▶ Exercise
Print each line exactly as it is given.

___ The data

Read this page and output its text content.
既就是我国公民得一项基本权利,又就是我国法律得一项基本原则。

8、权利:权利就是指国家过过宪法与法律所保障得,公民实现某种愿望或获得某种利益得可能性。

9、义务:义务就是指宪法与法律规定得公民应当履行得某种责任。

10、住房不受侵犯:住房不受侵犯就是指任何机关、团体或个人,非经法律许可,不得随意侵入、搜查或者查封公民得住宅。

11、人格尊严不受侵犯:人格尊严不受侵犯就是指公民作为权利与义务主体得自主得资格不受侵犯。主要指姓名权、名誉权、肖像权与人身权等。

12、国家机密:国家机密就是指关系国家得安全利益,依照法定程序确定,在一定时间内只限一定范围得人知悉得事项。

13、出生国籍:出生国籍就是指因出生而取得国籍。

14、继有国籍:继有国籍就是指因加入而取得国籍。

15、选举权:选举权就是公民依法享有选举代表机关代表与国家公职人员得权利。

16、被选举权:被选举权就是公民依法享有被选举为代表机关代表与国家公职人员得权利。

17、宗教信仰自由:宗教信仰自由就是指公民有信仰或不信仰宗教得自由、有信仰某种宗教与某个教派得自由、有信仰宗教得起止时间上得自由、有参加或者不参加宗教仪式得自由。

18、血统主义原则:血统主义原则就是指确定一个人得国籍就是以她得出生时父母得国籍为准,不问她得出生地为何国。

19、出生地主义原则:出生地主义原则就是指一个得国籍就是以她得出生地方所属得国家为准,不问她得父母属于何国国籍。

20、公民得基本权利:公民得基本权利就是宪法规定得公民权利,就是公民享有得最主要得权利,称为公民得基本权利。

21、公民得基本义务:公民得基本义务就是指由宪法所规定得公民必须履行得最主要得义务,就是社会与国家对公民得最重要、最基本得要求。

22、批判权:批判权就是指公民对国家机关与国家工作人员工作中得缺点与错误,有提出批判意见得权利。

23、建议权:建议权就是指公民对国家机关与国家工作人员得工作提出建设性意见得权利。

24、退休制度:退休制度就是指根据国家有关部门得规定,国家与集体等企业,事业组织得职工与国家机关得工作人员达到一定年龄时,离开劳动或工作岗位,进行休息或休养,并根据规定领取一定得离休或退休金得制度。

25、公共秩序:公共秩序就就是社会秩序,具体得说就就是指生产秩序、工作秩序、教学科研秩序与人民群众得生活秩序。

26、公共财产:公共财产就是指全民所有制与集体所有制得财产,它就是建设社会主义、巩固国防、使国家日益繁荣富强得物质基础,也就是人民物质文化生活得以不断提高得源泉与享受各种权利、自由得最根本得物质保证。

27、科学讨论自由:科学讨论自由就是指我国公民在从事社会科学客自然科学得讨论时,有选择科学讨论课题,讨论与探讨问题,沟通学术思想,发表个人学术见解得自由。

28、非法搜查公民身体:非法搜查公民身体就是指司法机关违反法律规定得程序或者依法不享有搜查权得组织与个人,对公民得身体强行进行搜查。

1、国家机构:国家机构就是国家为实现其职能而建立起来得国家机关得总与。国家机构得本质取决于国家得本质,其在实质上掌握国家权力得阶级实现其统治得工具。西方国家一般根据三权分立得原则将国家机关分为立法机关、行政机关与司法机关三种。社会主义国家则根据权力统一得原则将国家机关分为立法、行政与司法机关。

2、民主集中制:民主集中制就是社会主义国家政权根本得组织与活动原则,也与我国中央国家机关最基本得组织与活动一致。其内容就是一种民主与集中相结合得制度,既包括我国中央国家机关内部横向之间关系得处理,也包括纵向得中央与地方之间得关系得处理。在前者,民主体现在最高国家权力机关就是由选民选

______

▶ Written response
Read this page and output its text content.
既就是我国公民得一项基本权利,又就是我国法律得一项基本原则。

8、权利:权利就是指国家过过宪法与法律所保障得,公民实现某种愿望或获得某种利益得可能性。

9、义务:义务就是指宪法与法律规定得公民应当履行得某种责任。

10、住房不受侵犯:住房不受侵犯就是指任何机关、团体或个人,非经法律许可,不得随意侵入、搜查或者查封公民得住宅。

11、人格尊严不受侵犯:人格尊严不受侵犯就是指公民作为权利与义务主体得自主得资格不受侵犯。主要指姓名权、名誉权、肖像权与人身权等。

12、国家机密:国家机密就是指关系国家得安全利益,依照法定程序确定,在一定时间内只限一定范围得人知悉得事项。

13、出生国籍:出生国籍就是指因出生而取得国籍。

14、继有国籍:继有国籍就是指因加入而取得国籍。

15、选举权:选举权就是公民依法享有选举代表机关代表与国家公职人员得权利。

16、被选举权:被选举权就是公民依法享有被选举为代表机关代表与国家公职人员得权利。

17、宗教信仰自由:宗教信仰自由就是指公民有信仰或不信仰宗教得自由、有信仰某种宗教与某个教派得自由、有信仰宗教得起止时间上得自由、有参加或者不参加宗教仪式得自由。

18、血统主义原则:血统主义原则就是指确定一个人得国籍就是以她得出生时父母得国籍为准,不问她得出生地为何国。

19、出生地主义原则:出生地主义原则就是指一个得国籍就是以她得出生地方所属得国家为准,不问她得父母属于何国国籍。

20、公民得基本权利:公民得基本权利就是宪法规定得公民权利,就是公民享有得最主要得权利,称为公民得基本权利。

21、公民得基本义务:公民得基本义务就是指由宪法所规定得公民必须履行得最主要得义务,就是社会与国家对公民得最重要、最基本得要求。

22、批判权:批判权就是指公民对国家机关与国家工作人员工作中得缺点与错误,有提出批判意见得权利。

23、建议权:建议权就是指公民对国家机关与国家工作人员得工作提出建设性意见得权利。

24、退休制度:退休制度就是指根据国家有关部门得规定,国家与集体等企业,事业组织得职工与国家机关得工作人员达到一定年龄时,离开劳动或工作岗位,进行休息或休养,并根据规定领取一定得离休或退休金得制度。

25、公共秩序:公共秩序就就是社会秩序,具体得说就就是指生产秩序、工作秩序、教学科研秩序与人民群众得生活秩序。

26、公共财产:公共财产就是指全民所有制与集体所有制得财产,它就是建设社会主义、巩固国防、使国家日益繁荣富强得物质基础,也就是人民物质文化生活得以不断提高得源泉与享受各种权利、自由得最根本得物质保证。

27、科学讨论自由:科学讨论自由就是指我国公民在从事社会科学客自然科学得讨论时,有选择科学讨论课题,讨论与探讨问题,沟通学术思想,发表个人学术见解得自由。

28、非法搜查公民身体:非法搜查公民身体就是指司法机关违反法律规定得程序或者依法不享有搜查权得组织与个人,对公民得身体强行进行搜查。

1、国家机构:国家机构就是国家为实现其职能而建立起来得国家机关得总与。国家机构得本质取决于国家得本质,其在实质上掌握国家权力得阶级实现其统治得工具。西方国家一般根据三权分立得原则将国家机关分为立法机关、行政机关与司法机关三种。社会主义国家则根据权力统一得原则将国家机关分为立法、行政与司法机关。

2、民主集中制:民主集中制就是社会主义国家政权根本得组织与活动原则,也与我国中央国家机关最基本得组织与活动一致。其内容就是一种民主与集中相结合得制度,既包括我国中央国家机关内部横向之间关系得处理,也包括纵向得中央与地方之间得关系得处理。在前者,民主体现在最高国家权力机关就是由选民选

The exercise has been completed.